**Stated problem**
For the data that follows, report how many lines contain the word "xlabel", and nothing else.

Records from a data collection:
__________________________________________________

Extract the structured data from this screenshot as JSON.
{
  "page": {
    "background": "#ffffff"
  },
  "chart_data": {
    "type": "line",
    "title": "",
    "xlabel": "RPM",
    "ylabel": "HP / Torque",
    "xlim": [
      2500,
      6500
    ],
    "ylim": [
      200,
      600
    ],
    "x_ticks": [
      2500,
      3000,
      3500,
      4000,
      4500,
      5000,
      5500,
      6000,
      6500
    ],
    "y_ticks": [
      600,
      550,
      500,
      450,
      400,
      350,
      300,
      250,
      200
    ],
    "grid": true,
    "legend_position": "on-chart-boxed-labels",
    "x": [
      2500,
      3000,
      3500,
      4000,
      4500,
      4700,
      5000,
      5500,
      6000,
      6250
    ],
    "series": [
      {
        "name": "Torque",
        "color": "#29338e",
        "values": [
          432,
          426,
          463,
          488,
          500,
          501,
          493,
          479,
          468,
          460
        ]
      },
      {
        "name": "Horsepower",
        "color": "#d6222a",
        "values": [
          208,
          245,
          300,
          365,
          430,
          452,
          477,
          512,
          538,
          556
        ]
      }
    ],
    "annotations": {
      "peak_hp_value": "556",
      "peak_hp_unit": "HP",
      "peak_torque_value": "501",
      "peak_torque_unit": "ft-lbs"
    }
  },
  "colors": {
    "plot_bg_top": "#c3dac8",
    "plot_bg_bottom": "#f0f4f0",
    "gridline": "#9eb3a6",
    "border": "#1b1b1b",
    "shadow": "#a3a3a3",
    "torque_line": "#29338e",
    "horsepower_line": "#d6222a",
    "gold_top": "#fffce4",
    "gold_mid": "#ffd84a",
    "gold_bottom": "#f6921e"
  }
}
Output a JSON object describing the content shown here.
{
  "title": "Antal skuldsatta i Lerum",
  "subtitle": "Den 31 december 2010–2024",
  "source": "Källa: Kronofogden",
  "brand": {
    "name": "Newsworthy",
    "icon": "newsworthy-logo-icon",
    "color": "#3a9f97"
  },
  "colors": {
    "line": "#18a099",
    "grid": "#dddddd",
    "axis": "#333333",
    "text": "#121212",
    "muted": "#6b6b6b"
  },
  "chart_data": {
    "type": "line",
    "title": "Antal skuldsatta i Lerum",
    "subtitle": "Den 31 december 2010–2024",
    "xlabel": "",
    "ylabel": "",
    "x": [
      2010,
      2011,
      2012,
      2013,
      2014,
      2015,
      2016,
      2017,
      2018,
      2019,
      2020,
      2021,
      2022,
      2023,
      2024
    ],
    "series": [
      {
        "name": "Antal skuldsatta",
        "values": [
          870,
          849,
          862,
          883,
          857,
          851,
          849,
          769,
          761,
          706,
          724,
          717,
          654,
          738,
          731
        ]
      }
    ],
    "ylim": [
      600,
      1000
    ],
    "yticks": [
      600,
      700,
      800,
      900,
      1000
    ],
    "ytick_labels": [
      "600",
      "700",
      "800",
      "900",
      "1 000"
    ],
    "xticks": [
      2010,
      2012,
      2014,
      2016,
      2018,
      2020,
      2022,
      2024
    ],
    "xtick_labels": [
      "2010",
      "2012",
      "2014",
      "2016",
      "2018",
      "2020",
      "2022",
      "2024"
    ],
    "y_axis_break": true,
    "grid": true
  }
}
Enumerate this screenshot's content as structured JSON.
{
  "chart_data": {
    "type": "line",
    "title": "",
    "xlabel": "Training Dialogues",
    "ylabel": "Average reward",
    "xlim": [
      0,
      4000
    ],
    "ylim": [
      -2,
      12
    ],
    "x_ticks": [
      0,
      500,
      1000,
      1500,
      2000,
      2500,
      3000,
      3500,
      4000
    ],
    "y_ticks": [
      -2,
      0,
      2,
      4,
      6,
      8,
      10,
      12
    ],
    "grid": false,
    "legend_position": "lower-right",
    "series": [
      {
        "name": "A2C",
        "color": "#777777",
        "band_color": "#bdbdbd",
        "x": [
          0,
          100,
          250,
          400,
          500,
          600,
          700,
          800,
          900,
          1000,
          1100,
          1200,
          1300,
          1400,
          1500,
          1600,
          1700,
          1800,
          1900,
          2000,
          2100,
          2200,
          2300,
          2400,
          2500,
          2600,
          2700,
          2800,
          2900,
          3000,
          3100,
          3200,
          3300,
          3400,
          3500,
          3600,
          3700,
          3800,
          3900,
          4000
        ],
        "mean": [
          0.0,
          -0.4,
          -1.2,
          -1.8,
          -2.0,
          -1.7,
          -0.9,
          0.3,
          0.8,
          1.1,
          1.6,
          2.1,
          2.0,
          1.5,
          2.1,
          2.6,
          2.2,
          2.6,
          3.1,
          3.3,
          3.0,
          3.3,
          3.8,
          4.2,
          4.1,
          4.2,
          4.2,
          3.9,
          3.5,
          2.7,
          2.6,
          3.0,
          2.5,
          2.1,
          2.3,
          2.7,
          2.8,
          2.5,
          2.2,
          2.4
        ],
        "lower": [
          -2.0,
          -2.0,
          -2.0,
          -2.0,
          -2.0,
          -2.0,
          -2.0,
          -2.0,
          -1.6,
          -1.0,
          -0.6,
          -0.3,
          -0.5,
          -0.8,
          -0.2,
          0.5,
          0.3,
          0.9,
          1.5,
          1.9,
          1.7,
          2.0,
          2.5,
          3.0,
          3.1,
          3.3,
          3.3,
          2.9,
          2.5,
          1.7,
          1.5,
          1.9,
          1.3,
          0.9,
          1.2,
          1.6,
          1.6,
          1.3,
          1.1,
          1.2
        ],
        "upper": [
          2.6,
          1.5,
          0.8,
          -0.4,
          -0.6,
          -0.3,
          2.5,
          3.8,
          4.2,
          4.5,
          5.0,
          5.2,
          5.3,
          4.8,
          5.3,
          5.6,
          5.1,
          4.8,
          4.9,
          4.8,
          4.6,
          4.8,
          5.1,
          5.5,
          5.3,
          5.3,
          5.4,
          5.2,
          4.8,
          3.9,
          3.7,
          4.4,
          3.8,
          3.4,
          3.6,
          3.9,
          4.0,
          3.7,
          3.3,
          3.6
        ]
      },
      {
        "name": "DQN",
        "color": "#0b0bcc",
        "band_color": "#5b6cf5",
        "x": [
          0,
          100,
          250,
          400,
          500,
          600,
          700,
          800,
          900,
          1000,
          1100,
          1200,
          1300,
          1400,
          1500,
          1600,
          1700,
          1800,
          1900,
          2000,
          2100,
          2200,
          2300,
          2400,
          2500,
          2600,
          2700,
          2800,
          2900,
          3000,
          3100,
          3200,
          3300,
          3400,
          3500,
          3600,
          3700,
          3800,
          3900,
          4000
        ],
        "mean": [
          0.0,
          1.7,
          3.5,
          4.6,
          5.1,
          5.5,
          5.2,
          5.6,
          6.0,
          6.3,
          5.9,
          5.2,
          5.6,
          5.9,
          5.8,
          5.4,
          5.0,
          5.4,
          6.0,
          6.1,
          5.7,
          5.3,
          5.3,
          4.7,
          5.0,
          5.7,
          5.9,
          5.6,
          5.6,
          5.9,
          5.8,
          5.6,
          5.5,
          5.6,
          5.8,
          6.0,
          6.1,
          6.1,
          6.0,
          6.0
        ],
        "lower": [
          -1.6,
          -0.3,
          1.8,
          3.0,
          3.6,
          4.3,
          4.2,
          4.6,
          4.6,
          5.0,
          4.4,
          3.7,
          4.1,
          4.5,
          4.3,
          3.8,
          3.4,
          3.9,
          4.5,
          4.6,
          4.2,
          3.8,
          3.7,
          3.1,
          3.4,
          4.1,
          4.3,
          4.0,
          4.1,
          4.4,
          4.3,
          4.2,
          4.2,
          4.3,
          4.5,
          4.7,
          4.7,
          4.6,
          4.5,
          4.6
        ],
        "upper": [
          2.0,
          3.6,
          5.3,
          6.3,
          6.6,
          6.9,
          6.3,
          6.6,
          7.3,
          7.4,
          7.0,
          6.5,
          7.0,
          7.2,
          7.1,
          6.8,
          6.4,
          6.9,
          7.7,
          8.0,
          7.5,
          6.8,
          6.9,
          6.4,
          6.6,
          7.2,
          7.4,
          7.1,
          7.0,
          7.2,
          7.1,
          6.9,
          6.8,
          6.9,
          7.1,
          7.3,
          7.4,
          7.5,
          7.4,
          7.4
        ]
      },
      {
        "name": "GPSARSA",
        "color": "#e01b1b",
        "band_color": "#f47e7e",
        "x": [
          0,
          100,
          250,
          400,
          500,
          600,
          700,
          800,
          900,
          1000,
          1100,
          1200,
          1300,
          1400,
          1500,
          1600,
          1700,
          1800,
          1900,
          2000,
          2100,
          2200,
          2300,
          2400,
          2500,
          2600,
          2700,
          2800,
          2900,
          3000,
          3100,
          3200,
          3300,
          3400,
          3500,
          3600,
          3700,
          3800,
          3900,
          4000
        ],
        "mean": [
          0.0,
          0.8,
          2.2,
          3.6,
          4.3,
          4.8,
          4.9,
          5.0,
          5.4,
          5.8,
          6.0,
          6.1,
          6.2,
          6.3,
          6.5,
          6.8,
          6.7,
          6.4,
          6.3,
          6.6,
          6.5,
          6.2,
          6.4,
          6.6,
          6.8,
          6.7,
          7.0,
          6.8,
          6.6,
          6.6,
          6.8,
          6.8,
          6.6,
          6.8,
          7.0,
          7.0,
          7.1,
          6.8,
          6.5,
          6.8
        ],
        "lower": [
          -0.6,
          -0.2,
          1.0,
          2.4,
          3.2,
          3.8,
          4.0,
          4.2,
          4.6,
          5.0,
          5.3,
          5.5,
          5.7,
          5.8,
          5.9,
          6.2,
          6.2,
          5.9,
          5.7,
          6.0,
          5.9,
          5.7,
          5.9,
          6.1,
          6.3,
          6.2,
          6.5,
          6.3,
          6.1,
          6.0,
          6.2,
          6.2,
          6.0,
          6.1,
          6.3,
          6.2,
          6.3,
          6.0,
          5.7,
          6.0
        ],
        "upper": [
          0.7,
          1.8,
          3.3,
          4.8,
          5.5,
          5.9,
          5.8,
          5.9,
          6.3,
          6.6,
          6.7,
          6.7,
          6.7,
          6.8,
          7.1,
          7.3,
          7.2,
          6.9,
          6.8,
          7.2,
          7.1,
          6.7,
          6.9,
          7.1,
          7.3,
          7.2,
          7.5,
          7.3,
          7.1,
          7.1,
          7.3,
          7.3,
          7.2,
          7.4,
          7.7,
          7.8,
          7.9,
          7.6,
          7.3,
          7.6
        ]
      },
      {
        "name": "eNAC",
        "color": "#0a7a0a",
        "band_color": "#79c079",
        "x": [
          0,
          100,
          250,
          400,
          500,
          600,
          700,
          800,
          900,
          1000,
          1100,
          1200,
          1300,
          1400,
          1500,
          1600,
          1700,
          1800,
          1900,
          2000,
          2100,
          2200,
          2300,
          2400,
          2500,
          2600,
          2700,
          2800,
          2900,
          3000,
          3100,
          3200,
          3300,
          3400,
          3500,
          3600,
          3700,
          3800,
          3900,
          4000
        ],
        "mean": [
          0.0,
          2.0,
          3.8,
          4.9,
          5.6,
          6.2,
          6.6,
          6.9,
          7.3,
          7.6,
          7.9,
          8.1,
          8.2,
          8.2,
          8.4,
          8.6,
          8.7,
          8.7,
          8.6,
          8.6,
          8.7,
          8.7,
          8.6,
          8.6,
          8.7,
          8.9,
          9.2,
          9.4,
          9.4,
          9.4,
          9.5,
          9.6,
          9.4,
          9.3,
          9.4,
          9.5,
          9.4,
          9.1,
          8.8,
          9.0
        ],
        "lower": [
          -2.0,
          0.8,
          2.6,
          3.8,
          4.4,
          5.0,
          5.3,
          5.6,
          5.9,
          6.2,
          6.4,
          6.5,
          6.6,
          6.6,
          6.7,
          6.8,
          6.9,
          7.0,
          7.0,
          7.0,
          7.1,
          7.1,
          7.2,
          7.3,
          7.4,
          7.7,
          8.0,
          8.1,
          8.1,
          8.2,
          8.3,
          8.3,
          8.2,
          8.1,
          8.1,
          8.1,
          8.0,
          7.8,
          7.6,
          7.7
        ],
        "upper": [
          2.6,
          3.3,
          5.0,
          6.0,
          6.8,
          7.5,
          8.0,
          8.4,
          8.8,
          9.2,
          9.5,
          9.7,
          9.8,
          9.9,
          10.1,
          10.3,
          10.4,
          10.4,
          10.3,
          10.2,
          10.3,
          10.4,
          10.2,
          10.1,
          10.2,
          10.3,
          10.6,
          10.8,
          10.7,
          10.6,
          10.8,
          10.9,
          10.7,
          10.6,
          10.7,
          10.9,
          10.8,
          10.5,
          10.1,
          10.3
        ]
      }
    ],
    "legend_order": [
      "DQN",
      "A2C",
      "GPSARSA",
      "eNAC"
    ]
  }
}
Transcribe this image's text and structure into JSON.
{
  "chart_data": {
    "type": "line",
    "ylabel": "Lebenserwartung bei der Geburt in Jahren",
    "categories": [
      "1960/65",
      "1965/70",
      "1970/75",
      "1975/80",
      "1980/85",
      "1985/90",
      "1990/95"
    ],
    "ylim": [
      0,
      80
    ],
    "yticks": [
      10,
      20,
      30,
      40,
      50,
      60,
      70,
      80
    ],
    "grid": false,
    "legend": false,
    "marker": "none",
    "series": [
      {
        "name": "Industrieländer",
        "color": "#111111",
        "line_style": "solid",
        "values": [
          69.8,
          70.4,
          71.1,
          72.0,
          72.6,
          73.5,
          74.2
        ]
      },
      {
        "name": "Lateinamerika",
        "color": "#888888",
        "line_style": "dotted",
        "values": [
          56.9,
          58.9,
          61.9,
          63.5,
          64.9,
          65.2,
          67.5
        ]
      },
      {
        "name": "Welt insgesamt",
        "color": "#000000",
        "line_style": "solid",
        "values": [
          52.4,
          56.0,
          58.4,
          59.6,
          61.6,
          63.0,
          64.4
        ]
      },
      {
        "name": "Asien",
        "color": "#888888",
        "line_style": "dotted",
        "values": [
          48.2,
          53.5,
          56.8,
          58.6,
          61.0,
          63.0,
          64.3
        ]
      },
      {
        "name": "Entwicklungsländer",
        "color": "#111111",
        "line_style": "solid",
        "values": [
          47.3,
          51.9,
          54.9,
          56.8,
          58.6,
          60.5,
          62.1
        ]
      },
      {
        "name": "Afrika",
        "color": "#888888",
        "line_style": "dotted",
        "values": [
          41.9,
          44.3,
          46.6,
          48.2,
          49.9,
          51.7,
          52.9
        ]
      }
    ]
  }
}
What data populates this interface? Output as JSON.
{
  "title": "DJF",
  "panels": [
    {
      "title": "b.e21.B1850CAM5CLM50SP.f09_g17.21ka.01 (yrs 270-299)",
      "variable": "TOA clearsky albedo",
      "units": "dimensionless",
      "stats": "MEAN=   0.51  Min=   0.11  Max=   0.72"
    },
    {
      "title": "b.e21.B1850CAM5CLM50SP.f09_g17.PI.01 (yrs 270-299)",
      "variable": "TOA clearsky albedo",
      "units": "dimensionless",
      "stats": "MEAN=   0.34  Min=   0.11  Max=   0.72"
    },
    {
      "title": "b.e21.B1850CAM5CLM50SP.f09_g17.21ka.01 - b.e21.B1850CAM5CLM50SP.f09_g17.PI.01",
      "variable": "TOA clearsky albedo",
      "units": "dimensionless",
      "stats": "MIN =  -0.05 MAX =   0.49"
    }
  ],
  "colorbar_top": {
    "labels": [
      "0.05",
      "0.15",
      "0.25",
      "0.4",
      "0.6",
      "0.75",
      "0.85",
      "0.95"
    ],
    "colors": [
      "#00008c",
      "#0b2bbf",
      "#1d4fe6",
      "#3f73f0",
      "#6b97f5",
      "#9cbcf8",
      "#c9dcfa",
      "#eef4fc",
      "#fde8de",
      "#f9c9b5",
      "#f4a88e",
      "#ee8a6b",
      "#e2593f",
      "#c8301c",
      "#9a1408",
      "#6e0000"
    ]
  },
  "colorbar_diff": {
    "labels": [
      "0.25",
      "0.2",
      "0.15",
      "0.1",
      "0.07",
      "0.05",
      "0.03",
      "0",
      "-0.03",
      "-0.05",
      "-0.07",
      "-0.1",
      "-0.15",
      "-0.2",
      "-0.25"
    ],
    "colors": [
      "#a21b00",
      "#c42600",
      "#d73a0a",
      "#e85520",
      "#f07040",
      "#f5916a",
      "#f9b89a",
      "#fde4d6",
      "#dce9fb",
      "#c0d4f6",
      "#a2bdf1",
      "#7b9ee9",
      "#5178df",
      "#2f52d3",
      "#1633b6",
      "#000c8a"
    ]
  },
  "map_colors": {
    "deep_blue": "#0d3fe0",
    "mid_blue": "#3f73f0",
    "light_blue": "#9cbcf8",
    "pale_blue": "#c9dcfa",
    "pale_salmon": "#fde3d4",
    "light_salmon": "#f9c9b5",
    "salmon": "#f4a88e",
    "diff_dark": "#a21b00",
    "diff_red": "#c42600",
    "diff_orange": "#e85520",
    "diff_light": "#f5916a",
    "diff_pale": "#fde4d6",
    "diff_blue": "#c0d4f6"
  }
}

__________________________________________________

**Solution to the exercise**
3